#### REQUIRED TASK:
Each entry below should be echoed exactly, with pictures omitted.
======== DATA FOR PROCESSING
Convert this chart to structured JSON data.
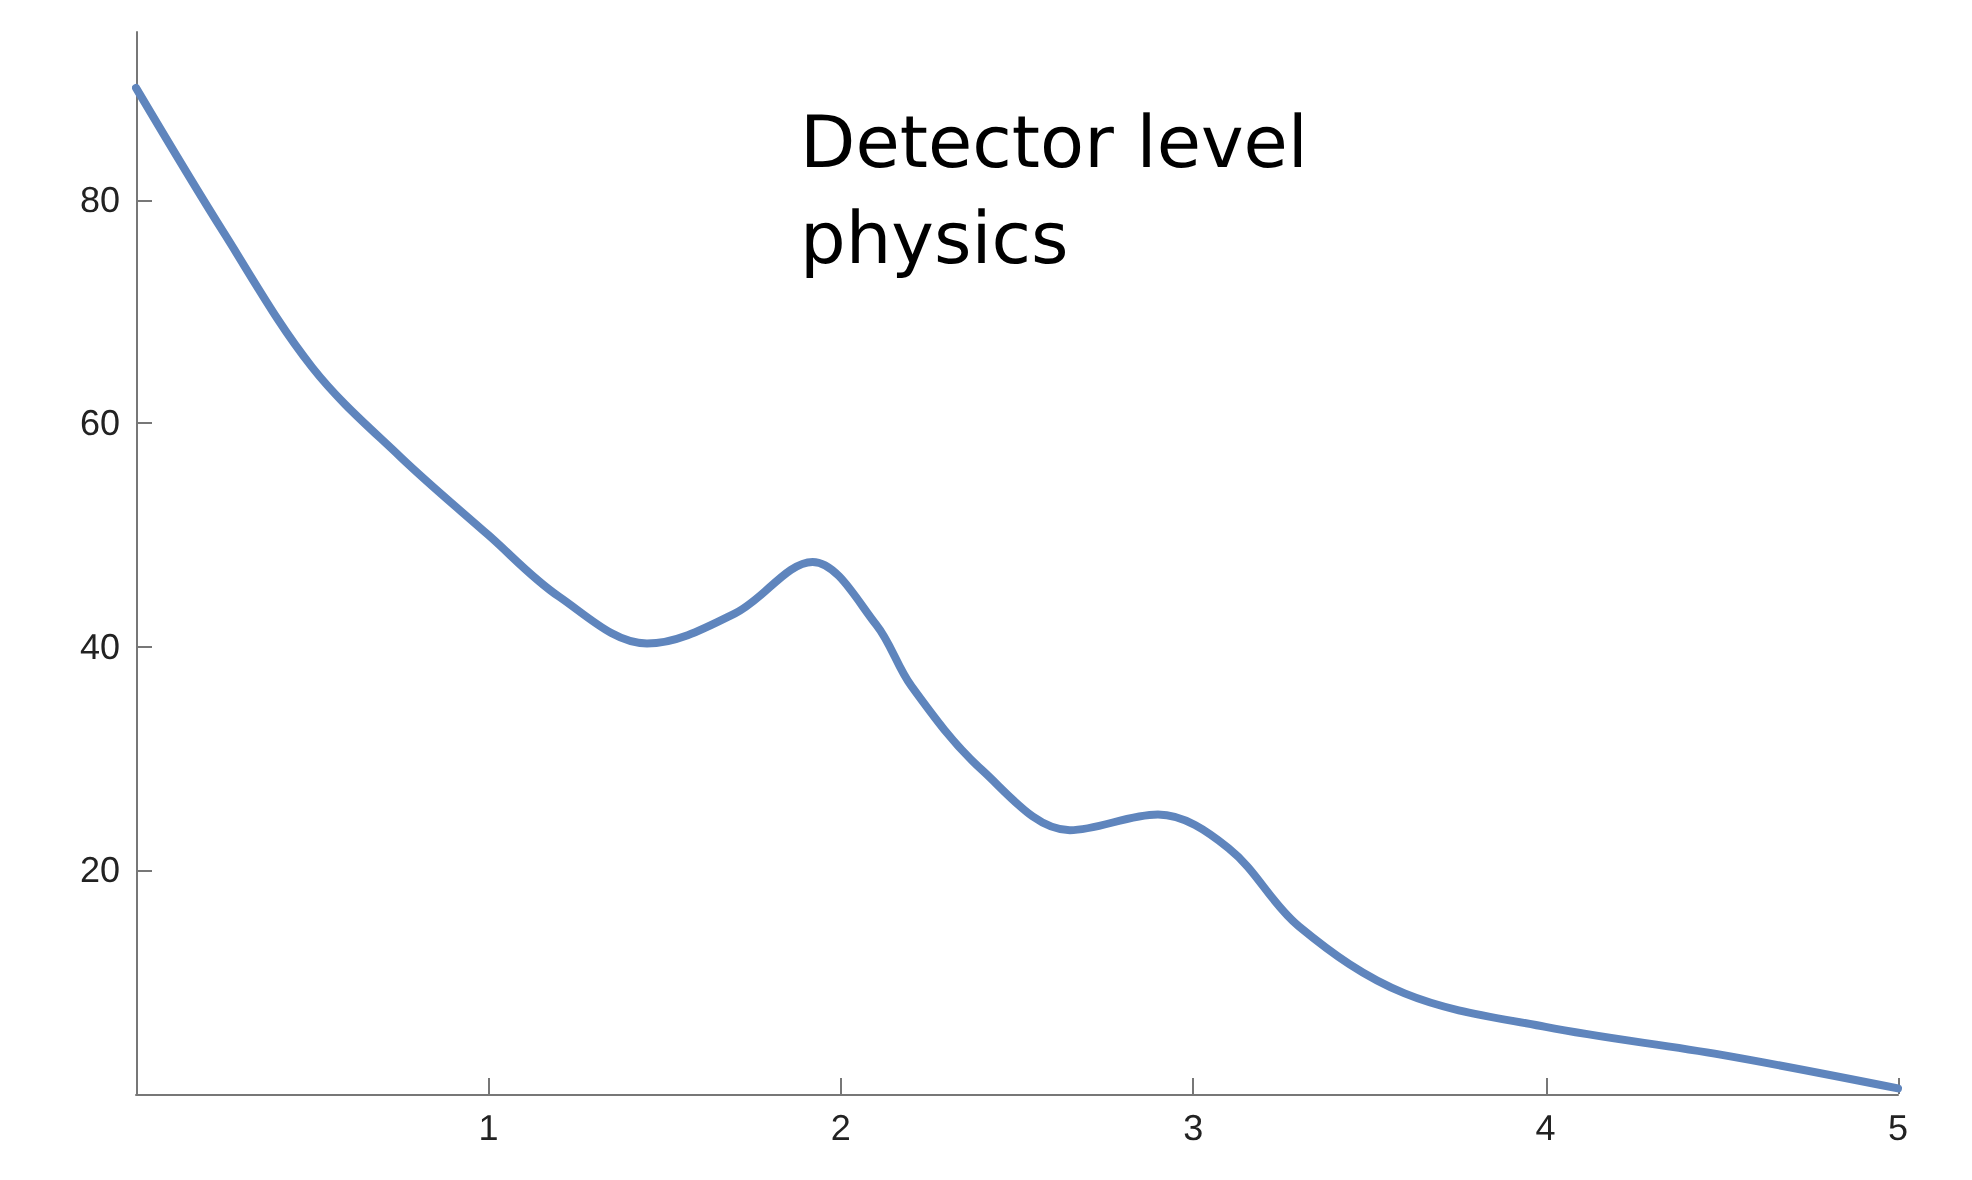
{
  "chart_data": {
    "type": "line",
    "annotations": [
      "Detector level\nphysics"
    ],
    "x": [
      0,
      0.25,
      0.5,
      0.75,
      1,
      1.2,
      1.45,
      1.7,
      1.92,
      2.1,
      2.2,
      2.4,
      2.65,
      2.9,
      3.1,
      3.3,
      3.6,
      4,
      4.5,
      5
    ],
    "series": [
      {
        "color": "#5f85bd",
        "values": [
          90,
          77,
          65,
          57,
          50,
          44.5,
          40.3,
          43,
          47.6,
          42,
          36.5,
          29,
          23.6,
          25,
          22,
          15,
          9,
          6,
          3.5,
          0.5
        ]
      }
    ],
    "xlim": [
      0,
      5
    ],
    "xticks": [
      1,
      2,
      3,
      4,
      5
    ],
    "ylim": [
      0,
      95
    ],
    "yticks": [
      20,
      40,
      60,
      80
    ],
    "marker": "none",
    "line_style": "solid"
  }
}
================
#### SOLUTION TO THIS TASK:
Convert this chart to structured JSON data.
{
  "chart_data": {
    "type": "line",
    "annotations": [
      "Detector level\nphysics"
    ],
    "x": [
      0,
      0.25,
      0.5,
      0.75,
      1,
      1.2,
      1.45,
      1.7,
      1.92,
      2.1,
      2.2,
      2.4,
      2.65,
      2.9,
      3.1,
      3.3,
      3.6,
      4,
      4.5,
      5
    ],
    "series": [
      {
        "color": "#5f85bd",
        "values": [
          90,
          77,
          65,
          57,
          50,
          44.5,
          40.3,
          43,
          47.6,
          42,
          36.5,
          29,
          23.6,
          25,
          22,
          15,
          9,
          6,
          3.5,
          0.5
        ]
      }
    ],
    "xlim": [
      0,
      5
    ],
    "xticks": [
      1,
      2,
      3,
      4,
      5
    ],
    "ylim": [
      0,
      95
    ],
    "yticks": [
      20,
      40,
      60,
      80
    ],
    "marker": "none",
    "line_style": "solid"
  }
}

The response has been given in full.